— START OF SUPPLIED MATERIAL —
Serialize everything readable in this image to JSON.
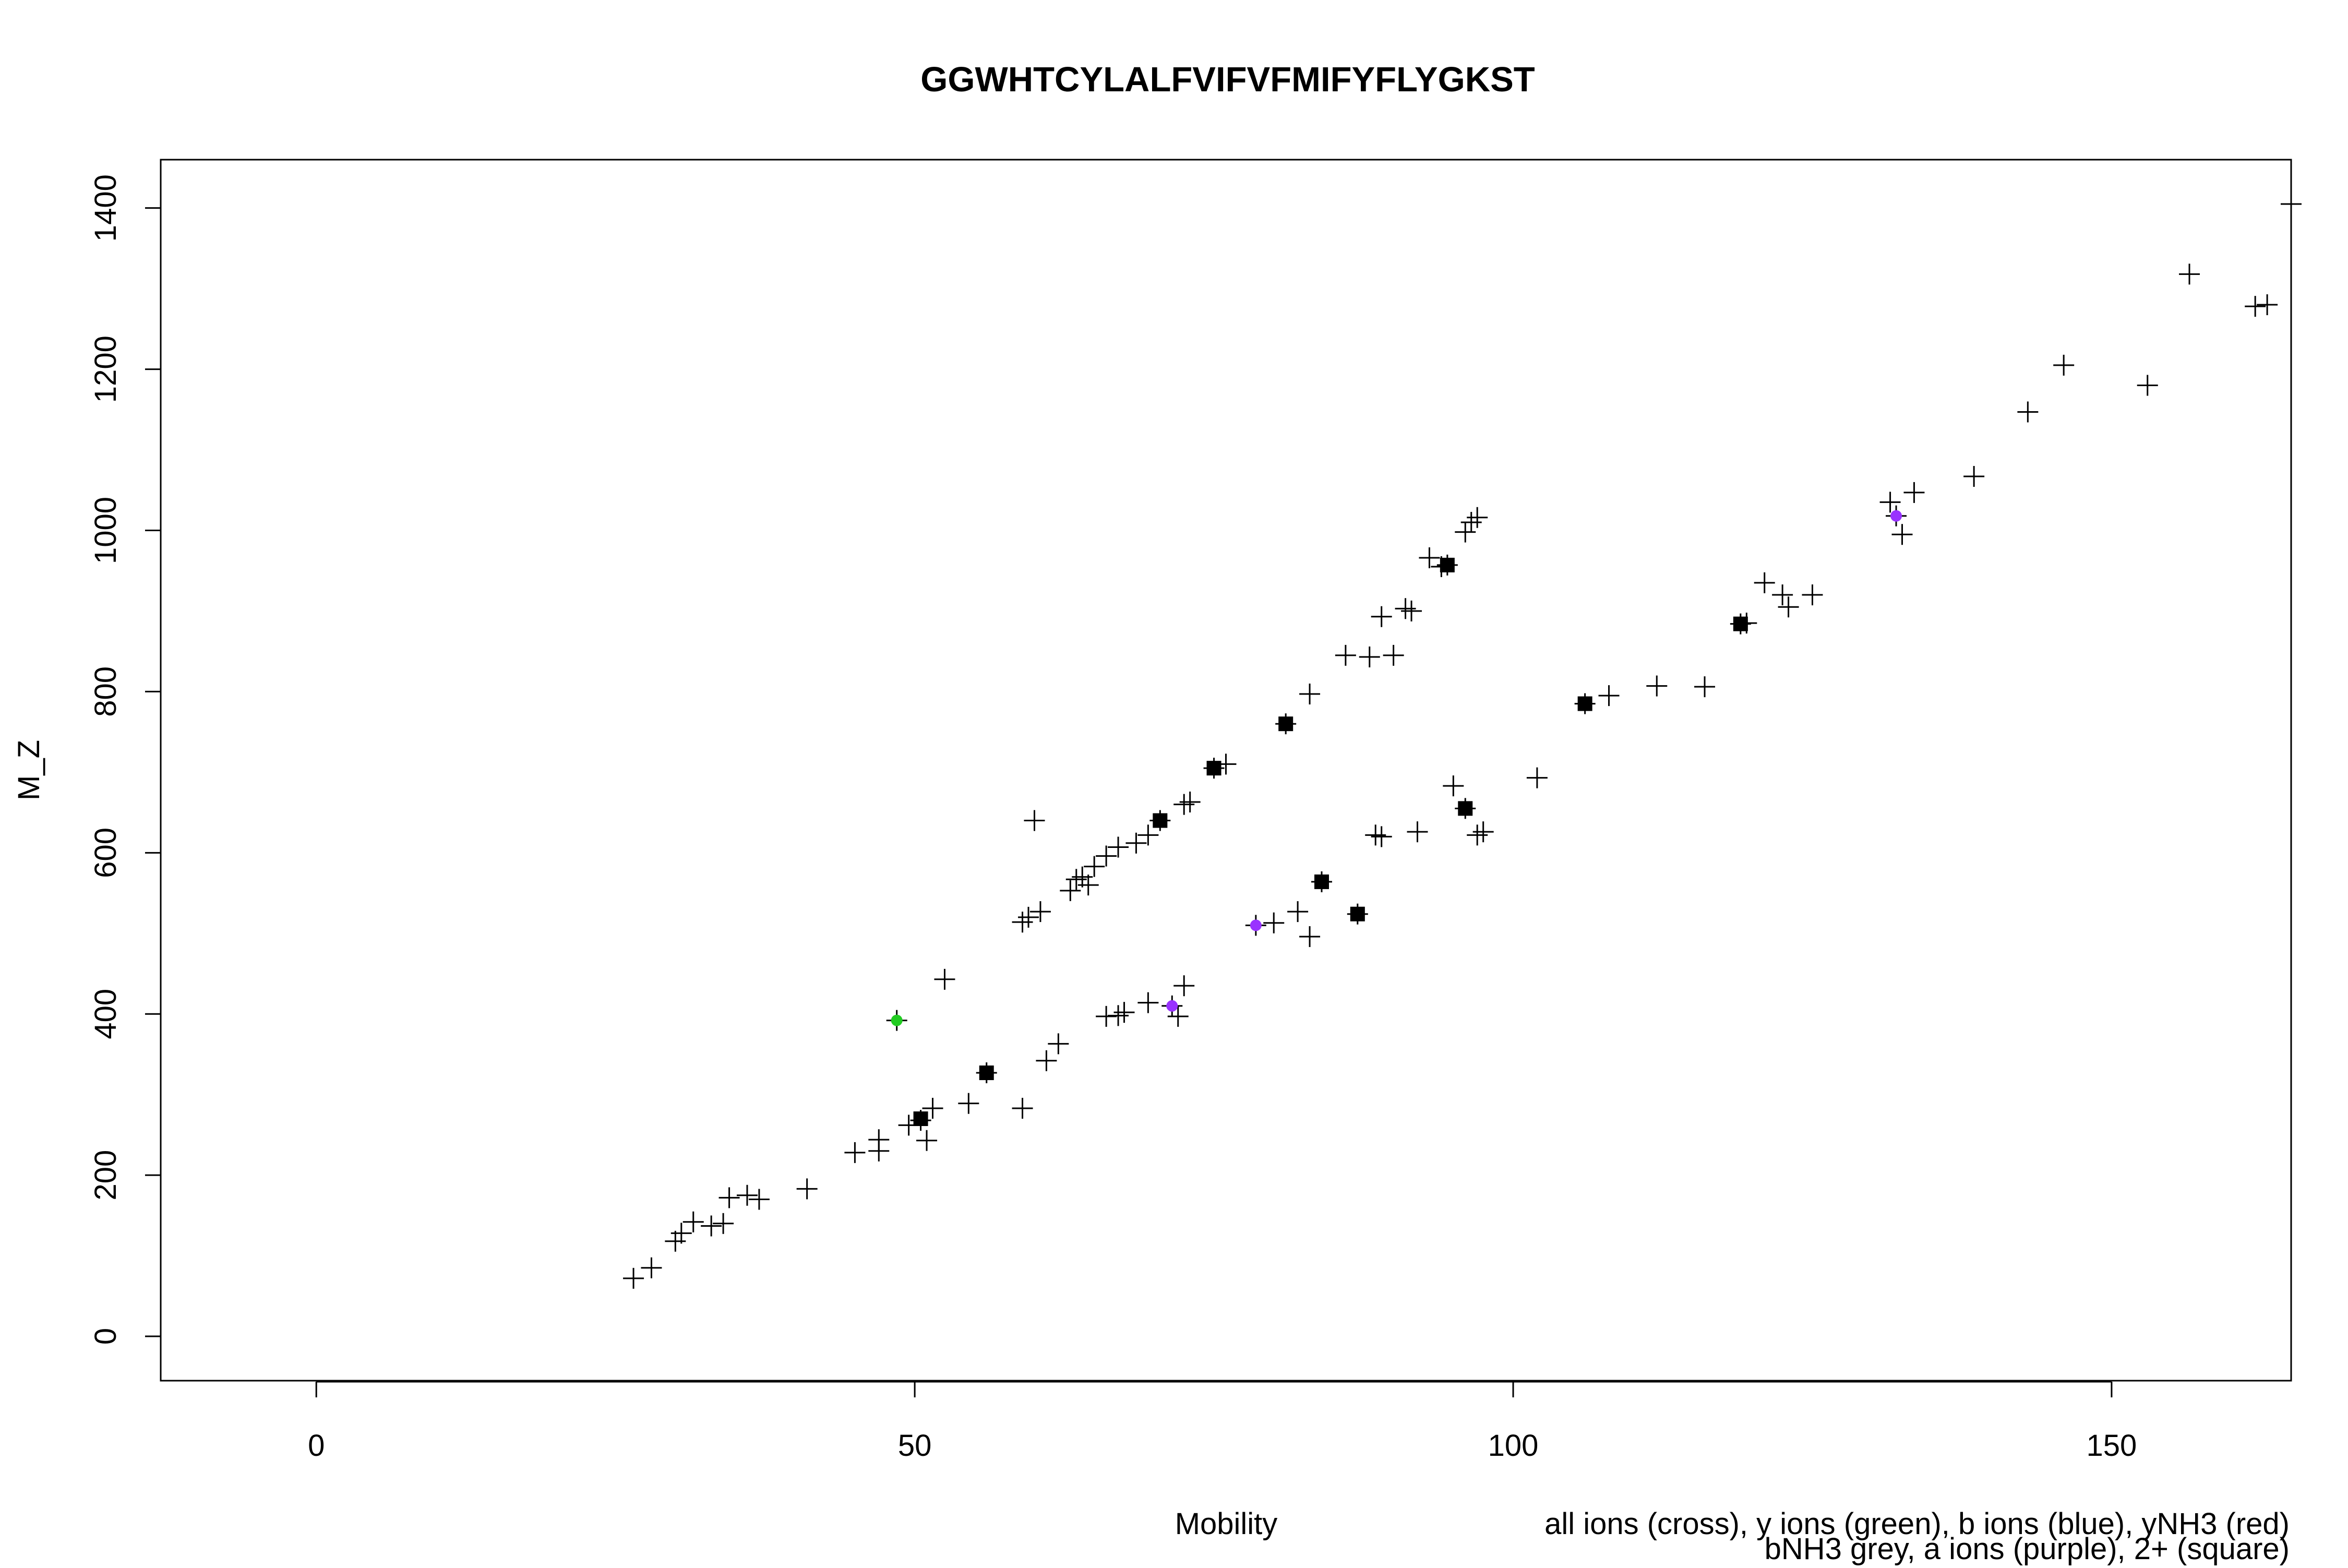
{
  "chart_data": {
    "type": "scatter",
    "title": "GGWHTCYLALFVIFVFMIFYFLYGKST",
    "xlabel": "Mobility",
    "ylabel": "M_Z",
    "xlim": [
      -13,
      165
    ],
    "ylim": [
      -55,
      1460
    ],
    "x_ticks": [
      0,
      50,
      100,
      150
    ],
    "y_ticks": [
      0,
      200,
      400,
      600,
      800,
      1000,
      1200,
      1400
    ],
    "grid": false,
    "legend_position": "bottom-right",
    "legend_text": [
      "all ions (cross), y ions (green), b ions (blue), yNH3 (red)",
      "bNH3 grey, a ions (purple), 2+ (square)"
    ],
    "series": [
      {
        "marker": "cross",
        "color": "#000000",
        "points": [
          [
            26.5,
            72
          ],
          [
            28,
            85
          ],
          [
            30,
            118
          ],
          [
            30.5,
            128
          ],
          [
            31.5,
            142
          ],
          [
            33,
            137
          ],
          [
            34,
            140
          ],
          [
            34.5,
            172
          ],
          [
            36,
            175
          ],
          [
            37,
            170
          ],
          [
            41,
            183
          ],
          [
            45,
            228
          ],
          [
            47,
            230
          ],
          [
            47,
            244
          ],
          [
            49.5,
            262
          ],
          [
            51,
            243
          ],
          [
            51.5,
            283
          ],
          [
            54.5,
            289
          ],
          [
            56,
            327
          ],
          [
            59,
            283
          ],
          [
            61,
            342
          ],
          [
            62,
            363
          ],
          [
            66,
            397
          ],
          [
            67,
            398
          ],
          [
            67.5,
            402
          ],
          [
            69.5,
            414
          ],
          [
            72,
            397
          ],
          [
            72.5,
            435
          ],
          [
            50.5,
            268
          ],
          [
            52.5,
            443
          ],
          [
            48.5,
            392
          ],
          [
            59,
            514
          ],
          [
            59.5,
            520
          ],
          [
            60.5,
            527
          ],
          [
            60,
            640
          ],
          [
            63,
            553
          ],
          [
            63.5,
            567
          ],
          [
            64,
            570
          ],
          [
            64.5,
            560
          ],
          [
            65,
            583
          ],
          [
            66,
            596
          ],
          [
            67,
            607
          ],
          [
            68.5,
            612
          ],
          [
            69.5,
            622
          ],
          [
            70.5,
            640
          ],
          [
            72.5,
            660
          ],
          [
            73,
            663
          ],
          [
            75,
            705
          ],
          [
            76,
            710
          ],
          [
            81,
            760
          ],
          [
            83,
            797
          ],
          [
            86,
            845
          ],
          [
            88,
            843
          ],
          [
            89,
            893
          ],
          [
            90,
            845
          ],
          [
            91,
            903
          ],
          [
            91.5,
            900
          ],
          [
            93,
            966
          ],
          [
            94,
            955
          ],
          [
            94.5,
            957
          ],
          [
            96,
            998
          ],
          [
            96.5,
            1010
          ],
          [
            97,
            1016
          ],
          [
            71.5,
            410
          ],
          [
            78.5,
            510
          ],
          [
            80,
            513
          ],
          [
            82,
            527
          ],
          [
            83,
            496
          ],
          [
            84,
            564
          ],
          [
            87,
            524
          ],
          [
            88.5,
            622
          ],
          [
            89,
            620
          ],
          [
            92,
            626
          ],
          [
            95,
            683
          ],
          [
            96,
            655
          ],
          [
            97,
            622
          ],
          [
            97.5,
            626
          ],
          [
            102,
            693
          ],
          [
            106,
            785
          ],
          [
            108,
            795
          ],
          [
            112,
            807
          ],
          [
            116,
            806
          ],
          [
            119,
            884
          ],
          [
            119.5,
            885
          ],
          [
            121,
            935
          ],
          [
            122.5,
            920
          ],
          [
            123,
            905
          ],
          [
            125,
            920
          ],
          [
            131.5,
            1035
          ],
          [
            132,
            1018
          ],
          [
            132.5,
            995
          ],
          [
            133.5,
            1047
          ],
          [
            138.5,
            1067
          ],
          [
            143,
            1147
          ],
          [
            146,
            1205
          ],
          [
            153,
            1180
          ],
          [
            156.5,
            1318
          ],
          [
            162,
            1278
          ],
          [
            163,
            1280
          ],
          [
            165,
            1405
          ]
        ]
      },
      {
        "marker": "square",
        "color": "#000000",
        "points": [
          [
            50.5,
            270
          ],
          [
            56,
            327
          ],
          [
            70.5,
            640
          ],
          [
            75,
            705
          ],
          [
            81,
            760
          ],
          [
            84,
            564
          ],
          [
            87,
            524
          ],
          [
            94.5,
            957
          ],
          [
            96,
            655
          ],
          [
            106,
            785
          ],
          [
            119,
            884
          ]
        ]
      },
      {
        "marker": "dot",
        "color": "#22cc22",
        "points": [
          [
            48.5,
            392
          ]
        ]
      },
      {
        "marker": "dot",
        "color": "#9933ff",
        "points": [
          [
            71.5,
            410
          ],
          [
            78.5,
            510
          ],
          [
            132,
            1018
          ]
        ]
      }
    ]
  }
}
— END OF SUPPLIED MATERIAL —
WHAT THE TASK ASKS
Gather up every line from the listing above in which the word "marker" occurs.

CORRECT ANSWER
        "marker": "cross",
        "marker": "square",
        "marker": "dot",
        "marker": "dot",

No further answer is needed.